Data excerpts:
########################################

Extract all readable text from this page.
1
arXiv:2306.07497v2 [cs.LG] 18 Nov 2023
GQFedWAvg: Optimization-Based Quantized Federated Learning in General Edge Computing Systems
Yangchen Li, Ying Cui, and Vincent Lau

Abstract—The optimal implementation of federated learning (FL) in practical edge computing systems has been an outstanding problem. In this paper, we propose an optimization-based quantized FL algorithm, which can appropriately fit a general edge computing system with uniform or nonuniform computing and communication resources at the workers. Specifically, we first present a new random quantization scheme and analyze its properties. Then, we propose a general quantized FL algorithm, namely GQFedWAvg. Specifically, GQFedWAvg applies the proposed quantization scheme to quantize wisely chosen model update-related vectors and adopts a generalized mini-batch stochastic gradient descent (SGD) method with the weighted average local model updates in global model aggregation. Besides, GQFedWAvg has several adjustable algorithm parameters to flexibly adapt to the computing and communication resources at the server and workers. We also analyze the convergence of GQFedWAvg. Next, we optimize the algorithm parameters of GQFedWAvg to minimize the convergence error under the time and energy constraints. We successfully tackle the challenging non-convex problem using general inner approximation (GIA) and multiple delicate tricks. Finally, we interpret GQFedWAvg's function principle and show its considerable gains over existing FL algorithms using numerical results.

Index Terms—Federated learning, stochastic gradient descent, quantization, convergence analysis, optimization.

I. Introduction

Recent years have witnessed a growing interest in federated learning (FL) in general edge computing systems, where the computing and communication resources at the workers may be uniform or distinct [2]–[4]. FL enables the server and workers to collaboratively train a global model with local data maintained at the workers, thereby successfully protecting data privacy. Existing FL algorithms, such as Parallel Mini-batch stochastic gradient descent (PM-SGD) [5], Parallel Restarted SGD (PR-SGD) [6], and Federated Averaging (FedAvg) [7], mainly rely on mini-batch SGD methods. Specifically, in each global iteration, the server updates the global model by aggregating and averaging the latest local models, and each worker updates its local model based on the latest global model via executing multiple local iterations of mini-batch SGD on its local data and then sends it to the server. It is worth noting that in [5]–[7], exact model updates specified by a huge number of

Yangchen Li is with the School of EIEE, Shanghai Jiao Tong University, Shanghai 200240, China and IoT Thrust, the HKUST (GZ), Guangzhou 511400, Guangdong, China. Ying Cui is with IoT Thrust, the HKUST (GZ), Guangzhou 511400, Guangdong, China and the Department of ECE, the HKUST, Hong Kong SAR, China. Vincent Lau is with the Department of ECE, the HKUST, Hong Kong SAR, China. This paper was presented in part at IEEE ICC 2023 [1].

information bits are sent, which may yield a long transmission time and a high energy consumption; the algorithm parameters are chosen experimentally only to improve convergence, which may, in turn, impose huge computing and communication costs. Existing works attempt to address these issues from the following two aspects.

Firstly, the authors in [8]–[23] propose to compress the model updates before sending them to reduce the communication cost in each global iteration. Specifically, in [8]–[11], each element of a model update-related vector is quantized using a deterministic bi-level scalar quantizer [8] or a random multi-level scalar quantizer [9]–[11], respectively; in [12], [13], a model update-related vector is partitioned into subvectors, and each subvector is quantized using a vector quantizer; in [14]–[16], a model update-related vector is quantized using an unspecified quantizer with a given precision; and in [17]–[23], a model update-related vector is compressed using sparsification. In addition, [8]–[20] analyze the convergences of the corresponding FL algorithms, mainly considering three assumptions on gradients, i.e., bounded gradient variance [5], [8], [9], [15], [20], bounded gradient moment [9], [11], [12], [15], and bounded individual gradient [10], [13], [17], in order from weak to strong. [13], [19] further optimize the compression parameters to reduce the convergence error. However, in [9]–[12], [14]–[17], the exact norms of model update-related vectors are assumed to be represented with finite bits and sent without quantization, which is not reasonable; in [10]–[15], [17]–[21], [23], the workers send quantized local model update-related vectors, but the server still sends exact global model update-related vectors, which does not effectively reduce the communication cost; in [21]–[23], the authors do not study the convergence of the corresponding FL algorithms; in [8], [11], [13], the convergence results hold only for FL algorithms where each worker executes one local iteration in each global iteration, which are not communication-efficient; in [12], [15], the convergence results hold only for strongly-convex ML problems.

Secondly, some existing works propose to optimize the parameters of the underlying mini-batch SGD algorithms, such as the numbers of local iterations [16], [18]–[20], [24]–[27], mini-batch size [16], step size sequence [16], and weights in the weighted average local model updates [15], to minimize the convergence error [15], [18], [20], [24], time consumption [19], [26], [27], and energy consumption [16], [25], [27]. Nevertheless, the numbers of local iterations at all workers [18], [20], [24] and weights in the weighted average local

########################################

Goal:
From the entries above, copy every line that holds the word "Yangchen".

Result of the task:
Yangchen Li, Ying Cui, and Vincent Lau
Yangchen Li is with the School of EIEE, Shanghai Jiao Tong University, Shanghai 200240, China and IoT Thrust, the HKUST (GZ), Guangzhou 511400, Guangdong, China. Ying Cui is with IoT Thrust, the HKUST (GZ), Guangzhou 511400, Guangdong, China and the Department of ECE, the HKUST, Hong Kong SAR, China. Vincent Lau is with the Department of ECE, the HKUST, Hong Kong SAR, China. This paper was presented in part at IEEE ICC 2023 [1].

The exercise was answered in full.